**Instrução 1:** Copia, sem mudar nada, as linhas das entradas desde a que contém "410, 93, 426]" até à que contém "423, 122, 433]", incluindo as duas.

***** Texto do documento *****

Relações Internacionais  no.58 Lisboa jun. 2018

 

OBITUÁRIO

 

Pierre Hassner

(1933-2018)

 

Filósofo e cientista político – «mais próximo do lado político do que do lado da ciência», nas suas palavras –, Pierre Hassner é uma referência incontornável nos estudos de relações internacionais, um dos raríssimos europeus que têm lugar ao lado dos maiores numa disciplina dominada pelos investigadores anglo-saxónicos. Professor e conferencista brilhante – ninguém pode esquecer os seus monólogos prodigiosos –, Pierre Hassner foi um pedagogo da complexidade, que sabia levar os outros a arriscar pensar os problemas até ao fim.

***** Dados de entrada *****

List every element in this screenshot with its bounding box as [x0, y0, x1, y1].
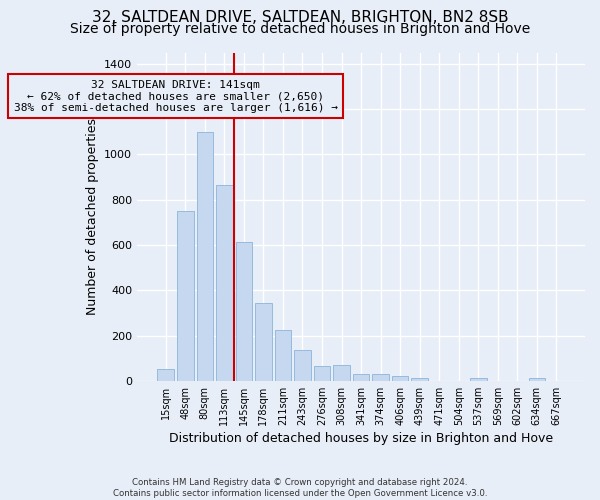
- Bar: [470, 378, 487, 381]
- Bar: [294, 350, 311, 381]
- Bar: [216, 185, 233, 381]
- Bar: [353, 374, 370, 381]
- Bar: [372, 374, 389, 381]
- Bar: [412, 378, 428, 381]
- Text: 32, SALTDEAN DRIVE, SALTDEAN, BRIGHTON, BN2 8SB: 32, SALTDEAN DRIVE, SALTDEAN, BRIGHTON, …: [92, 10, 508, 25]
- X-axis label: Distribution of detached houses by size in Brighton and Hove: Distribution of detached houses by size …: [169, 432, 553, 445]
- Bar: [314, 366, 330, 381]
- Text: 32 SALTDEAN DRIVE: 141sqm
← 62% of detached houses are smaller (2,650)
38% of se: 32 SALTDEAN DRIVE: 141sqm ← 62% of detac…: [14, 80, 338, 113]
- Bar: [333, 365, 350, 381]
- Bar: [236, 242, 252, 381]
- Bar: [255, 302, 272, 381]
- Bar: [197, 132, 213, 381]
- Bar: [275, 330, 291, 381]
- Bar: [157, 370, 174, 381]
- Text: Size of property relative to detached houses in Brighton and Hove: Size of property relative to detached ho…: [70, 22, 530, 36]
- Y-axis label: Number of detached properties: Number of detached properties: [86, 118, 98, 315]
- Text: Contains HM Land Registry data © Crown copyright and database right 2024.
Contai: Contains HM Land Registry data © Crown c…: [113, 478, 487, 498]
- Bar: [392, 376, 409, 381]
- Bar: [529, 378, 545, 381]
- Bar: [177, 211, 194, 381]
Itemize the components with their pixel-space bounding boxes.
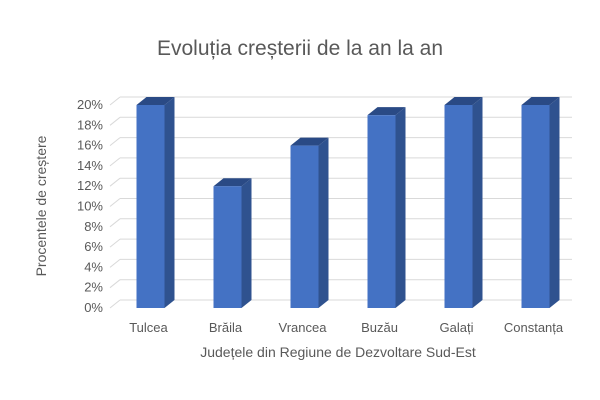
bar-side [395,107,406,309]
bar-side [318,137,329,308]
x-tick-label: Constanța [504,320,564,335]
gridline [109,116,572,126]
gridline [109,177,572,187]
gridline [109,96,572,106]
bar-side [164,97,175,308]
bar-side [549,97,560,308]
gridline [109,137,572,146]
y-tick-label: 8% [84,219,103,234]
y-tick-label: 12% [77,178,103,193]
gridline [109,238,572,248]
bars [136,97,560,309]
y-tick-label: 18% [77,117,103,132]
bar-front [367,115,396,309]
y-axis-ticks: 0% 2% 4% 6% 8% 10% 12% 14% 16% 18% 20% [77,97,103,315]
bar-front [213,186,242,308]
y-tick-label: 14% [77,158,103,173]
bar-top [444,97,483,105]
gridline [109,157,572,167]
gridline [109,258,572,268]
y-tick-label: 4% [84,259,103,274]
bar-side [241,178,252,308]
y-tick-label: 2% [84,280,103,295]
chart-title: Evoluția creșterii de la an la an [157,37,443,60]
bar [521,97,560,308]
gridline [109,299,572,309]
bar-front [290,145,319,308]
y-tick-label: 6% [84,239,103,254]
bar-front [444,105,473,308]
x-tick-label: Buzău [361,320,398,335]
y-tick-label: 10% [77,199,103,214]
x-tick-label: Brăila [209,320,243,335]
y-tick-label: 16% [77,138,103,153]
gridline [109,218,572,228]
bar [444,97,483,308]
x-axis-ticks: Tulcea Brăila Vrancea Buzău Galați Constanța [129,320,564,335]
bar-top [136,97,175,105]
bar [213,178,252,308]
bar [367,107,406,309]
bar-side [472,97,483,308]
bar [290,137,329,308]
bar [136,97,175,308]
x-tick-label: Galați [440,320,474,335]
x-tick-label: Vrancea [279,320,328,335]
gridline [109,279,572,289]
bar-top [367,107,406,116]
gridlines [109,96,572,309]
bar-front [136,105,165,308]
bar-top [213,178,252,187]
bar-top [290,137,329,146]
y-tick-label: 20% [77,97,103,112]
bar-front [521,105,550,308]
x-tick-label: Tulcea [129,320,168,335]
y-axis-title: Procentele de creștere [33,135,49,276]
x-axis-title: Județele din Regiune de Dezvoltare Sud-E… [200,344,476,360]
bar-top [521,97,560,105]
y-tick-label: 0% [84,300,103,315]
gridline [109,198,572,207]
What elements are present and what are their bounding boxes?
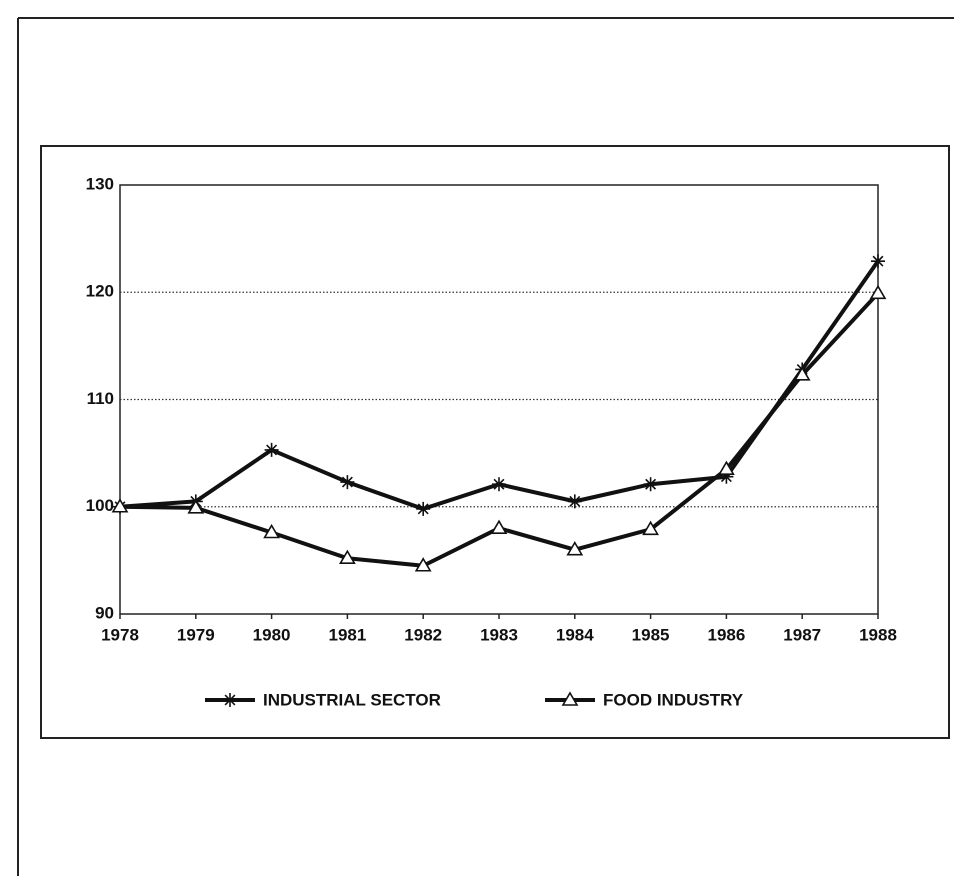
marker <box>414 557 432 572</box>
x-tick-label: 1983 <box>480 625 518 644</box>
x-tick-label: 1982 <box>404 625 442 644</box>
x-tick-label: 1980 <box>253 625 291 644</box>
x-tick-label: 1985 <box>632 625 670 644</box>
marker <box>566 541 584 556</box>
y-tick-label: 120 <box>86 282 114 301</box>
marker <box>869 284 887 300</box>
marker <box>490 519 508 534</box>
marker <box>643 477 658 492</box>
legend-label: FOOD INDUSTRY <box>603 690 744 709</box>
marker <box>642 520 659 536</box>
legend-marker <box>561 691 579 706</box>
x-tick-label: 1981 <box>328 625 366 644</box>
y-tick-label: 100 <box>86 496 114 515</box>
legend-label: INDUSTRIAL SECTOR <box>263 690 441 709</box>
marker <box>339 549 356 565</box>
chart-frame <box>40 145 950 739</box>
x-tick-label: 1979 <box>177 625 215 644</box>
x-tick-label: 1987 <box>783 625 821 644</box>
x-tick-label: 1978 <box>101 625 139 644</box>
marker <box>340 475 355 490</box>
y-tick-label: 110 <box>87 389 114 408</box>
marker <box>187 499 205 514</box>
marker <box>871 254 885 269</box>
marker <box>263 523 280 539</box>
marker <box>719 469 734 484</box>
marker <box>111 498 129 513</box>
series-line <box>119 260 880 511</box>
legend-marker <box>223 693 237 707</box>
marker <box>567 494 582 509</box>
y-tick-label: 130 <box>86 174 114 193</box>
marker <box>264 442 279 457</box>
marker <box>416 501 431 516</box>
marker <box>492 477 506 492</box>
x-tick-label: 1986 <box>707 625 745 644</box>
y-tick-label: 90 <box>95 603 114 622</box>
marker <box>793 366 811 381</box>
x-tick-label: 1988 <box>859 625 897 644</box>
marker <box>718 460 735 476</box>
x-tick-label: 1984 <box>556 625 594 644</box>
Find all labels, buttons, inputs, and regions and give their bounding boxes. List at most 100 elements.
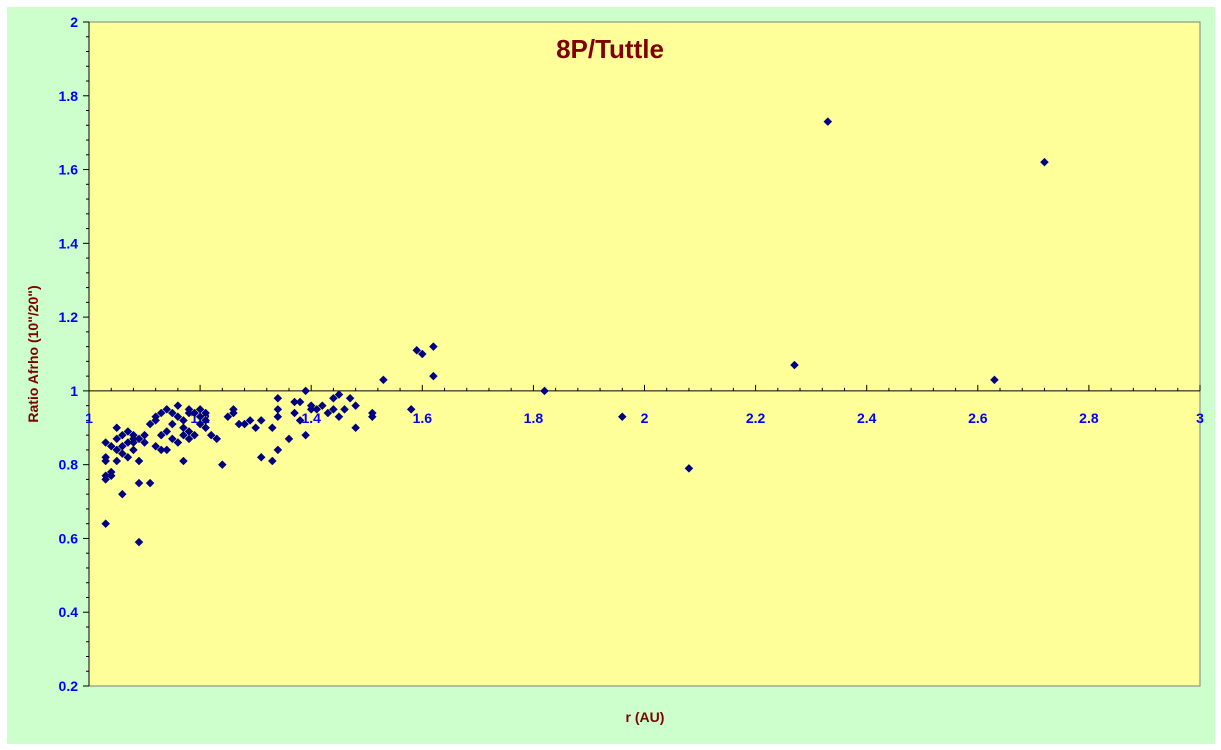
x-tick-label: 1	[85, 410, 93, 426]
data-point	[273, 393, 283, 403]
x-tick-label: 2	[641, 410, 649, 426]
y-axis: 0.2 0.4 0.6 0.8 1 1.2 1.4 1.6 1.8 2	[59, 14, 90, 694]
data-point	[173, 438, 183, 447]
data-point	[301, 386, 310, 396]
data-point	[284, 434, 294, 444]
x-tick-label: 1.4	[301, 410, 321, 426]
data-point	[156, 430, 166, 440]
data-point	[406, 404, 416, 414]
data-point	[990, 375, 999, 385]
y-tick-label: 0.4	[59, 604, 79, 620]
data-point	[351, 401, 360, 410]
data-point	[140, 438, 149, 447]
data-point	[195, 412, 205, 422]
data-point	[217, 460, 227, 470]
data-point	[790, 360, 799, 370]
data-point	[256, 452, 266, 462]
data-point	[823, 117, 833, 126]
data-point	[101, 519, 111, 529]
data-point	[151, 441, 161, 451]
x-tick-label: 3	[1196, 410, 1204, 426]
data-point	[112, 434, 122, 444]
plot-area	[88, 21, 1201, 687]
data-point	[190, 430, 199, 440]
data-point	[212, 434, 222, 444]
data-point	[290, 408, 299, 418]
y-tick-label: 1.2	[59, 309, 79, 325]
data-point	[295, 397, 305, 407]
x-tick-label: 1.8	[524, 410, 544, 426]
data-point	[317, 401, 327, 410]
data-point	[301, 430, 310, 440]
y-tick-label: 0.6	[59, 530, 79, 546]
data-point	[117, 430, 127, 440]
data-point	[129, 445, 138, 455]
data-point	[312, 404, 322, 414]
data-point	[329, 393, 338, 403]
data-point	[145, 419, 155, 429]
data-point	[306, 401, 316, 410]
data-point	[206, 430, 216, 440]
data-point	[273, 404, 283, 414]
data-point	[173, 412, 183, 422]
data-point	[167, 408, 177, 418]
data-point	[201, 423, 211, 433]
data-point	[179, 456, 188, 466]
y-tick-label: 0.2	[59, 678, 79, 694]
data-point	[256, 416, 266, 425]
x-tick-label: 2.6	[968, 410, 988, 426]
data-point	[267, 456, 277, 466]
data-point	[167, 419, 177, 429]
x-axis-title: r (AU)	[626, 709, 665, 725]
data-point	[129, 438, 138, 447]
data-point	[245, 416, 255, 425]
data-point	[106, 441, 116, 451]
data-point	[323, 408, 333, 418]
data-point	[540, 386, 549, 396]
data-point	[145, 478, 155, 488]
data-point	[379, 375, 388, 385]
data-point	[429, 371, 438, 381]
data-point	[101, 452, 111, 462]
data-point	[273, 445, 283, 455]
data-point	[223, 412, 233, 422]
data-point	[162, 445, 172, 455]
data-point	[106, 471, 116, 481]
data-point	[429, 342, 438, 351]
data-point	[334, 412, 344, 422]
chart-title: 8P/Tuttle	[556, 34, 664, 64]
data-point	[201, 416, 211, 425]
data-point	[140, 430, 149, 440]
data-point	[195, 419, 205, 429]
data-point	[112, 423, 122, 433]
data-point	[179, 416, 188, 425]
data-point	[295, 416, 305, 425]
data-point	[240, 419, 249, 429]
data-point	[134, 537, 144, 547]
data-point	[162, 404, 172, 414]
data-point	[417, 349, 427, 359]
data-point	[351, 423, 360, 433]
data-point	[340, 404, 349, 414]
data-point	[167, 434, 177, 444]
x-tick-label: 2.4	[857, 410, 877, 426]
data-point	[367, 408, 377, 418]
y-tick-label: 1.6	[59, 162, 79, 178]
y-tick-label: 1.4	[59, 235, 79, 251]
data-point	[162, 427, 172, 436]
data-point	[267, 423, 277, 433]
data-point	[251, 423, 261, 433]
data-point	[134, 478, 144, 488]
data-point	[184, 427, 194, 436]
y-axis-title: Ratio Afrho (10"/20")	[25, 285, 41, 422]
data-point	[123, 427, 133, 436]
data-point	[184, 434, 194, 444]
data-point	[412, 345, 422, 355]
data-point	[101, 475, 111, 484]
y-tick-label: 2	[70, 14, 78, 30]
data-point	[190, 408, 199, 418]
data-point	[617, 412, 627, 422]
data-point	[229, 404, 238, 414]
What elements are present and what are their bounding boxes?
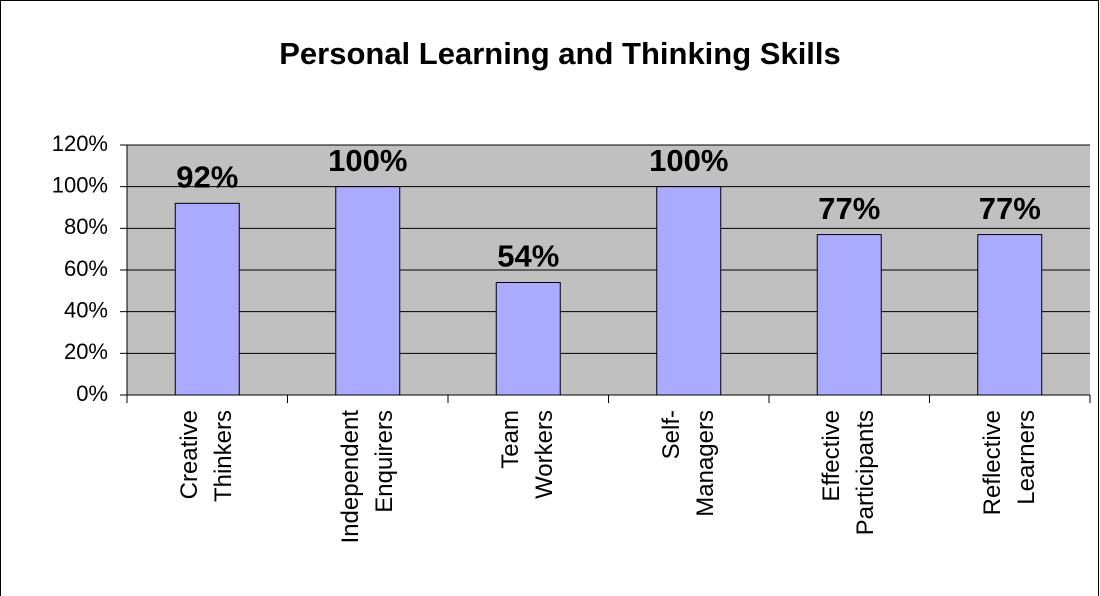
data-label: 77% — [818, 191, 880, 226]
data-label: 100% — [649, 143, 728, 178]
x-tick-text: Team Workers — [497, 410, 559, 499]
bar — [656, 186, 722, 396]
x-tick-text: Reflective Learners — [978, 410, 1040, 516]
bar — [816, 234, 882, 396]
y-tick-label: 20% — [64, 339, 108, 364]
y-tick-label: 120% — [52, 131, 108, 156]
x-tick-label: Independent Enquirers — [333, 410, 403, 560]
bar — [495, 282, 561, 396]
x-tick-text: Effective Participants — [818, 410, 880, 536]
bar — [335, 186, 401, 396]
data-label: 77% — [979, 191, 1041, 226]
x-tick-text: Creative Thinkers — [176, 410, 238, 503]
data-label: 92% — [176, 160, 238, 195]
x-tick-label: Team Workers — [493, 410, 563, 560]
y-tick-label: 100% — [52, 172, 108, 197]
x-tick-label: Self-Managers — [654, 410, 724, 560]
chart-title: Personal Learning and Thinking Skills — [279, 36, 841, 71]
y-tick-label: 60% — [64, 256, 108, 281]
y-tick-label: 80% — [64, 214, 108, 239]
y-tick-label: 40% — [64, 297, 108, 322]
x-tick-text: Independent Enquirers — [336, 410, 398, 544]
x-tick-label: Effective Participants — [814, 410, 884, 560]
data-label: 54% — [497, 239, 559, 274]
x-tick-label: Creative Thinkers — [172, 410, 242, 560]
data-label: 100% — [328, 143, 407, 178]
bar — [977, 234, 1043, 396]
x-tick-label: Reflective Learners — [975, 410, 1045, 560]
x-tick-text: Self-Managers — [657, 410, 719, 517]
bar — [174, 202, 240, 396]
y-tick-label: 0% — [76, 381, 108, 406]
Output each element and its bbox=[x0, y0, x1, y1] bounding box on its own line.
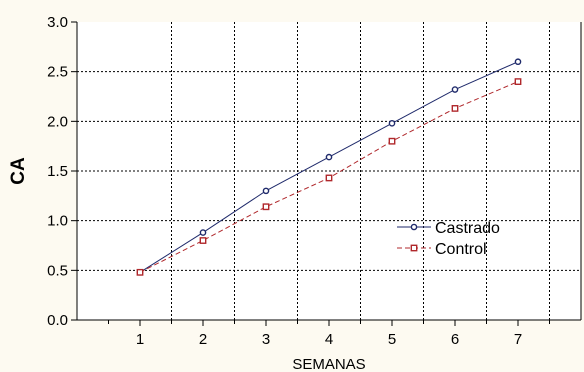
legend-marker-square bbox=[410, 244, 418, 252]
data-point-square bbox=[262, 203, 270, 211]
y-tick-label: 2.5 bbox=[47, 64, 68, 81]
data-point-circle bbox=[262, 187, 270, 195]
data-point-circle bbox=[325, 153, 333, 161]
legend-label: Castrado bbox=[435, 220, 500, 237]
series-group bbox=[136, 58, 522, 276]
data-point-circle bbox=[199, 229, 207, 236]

*****

**Instrução 2:** No obituário de Pierre Hassner, de que lado ele dizia estar mais próximo, nas suas próprias palavras?

**Resposta 1:**
x-tick-label: 1	[85, 410, 93, 426]
data-point	[273, 393, 283, 403]
x-tick-label: 2	[641, 410, 649, 426]
y-axis: 0.2 0.4 0.6 0.8 1 1.2 1.4 1.6 1.8 2	[59, 14, 90, 694]
data-point	[173, 438, 183, 447]
data-point	[301, 386, 310, 396]
data-point	[284, 434, 294, 444]
x-tick-label: 1.4	[301, 410, 321, 426]
data-point	[156, 430, 166, 440]
data-point	[406, 404, 416, 414]
data-point	[990, 375, 999, 385]
y-tick-label: 0.4	[59, 604, 79, 620]
data-point	[351, 401, 360, 410]
data-point	[140, 438, 149, 447]
data-point	[195, 412, 205, 422]
data-point	[217, 460, 227, 470]
data-point	[790, 360, 799, 370]
data-point	[256, 452, 266, 462]
data-point	[823, 117, 833, 126]
data-point	[101, 519, 111, 529]
data-point	[151, 441, 161, 451]
x-tick-label: 3	[1196, 410, 1204, 426]
data-point	[112, 434, 122, 444]
plot-area	[88, 21, 1201, 687]
data-point	[190, 430, 199, 440]
data-point	[212, 434, 222, 444]
data-point	[290, 408, 299, 418]
y-tick-label: 1.2	[59, 309, 79, 325]
data-point	[295, 397, 305, 407]
x-tick-label: 1.8	[524, 410, 544, 426]
data-point	[317, 401, 327, 410]
data-point	[301, 430, 310, 440]
y-tick-label: 0.6	[59, 530, 79, 546]
data-point	[117, 430, 127, 440]
data-point	[129, 445, 138, 455]
data-point	[312, 404, 322, 414]
data-point	[329, 393, 338, 403]
data-point	[145, 419, 155, 429]
data-point	[306, 401, 316, 410]
data-point	[206, 430, 216, 440]
data-point	[273, 404, 283, 414]
data-point	[173, 412, 183, 422]
data-point	[167, 408, 177, 418]
data-point	[201, 423, 211, 433]
data-point	[179, 456, 188, 466]
y-tick-label: 0.2	[59, 678, 79, 694]
data-point	[256, 416, 266, 425]
x-tick-label: 2.6	[968, 410, 988, 426]
data-point	[267, 456, 277, 466]
data-point	[167, 419, 177, 429]
x-axis-title: r (AU)	[626, 709, 665, 725]
data-point	[129, 438, 138, 447]
data-point	[245, 416, 255, 425]
data-point	[106, 441, 116, 451]
data-point	[323, 408, 333, 418]
data-point	[540, 386, 549, 396]
data-point	[145, 478, 155, 488]
data-point	[379, 375, 388, 385]
data-point	[429, 371, 438, 381]
data-point	[101, 452, 111, 462]
data-point	[273, 445, 283, 455]
data-point	[223, 412, 233, 422]
data-point	[162, 445, 172, 455]
data-point	[106, 471, 116, 481]
data-point	[429, 342, 438, 351]
data-point	[334, 412, 344, 422]
chart-title: 8P/Tuttle	[556, 34, 664, 64]
data-point	[201, 416, 211, 425]
data-point	[140, 430, 149, 440]
data-point	[195, 419, 205, 429]
data-point	[112, 423, 122, 433]

**Resposta 2:** Do lado político, mais do que do lado da ciência.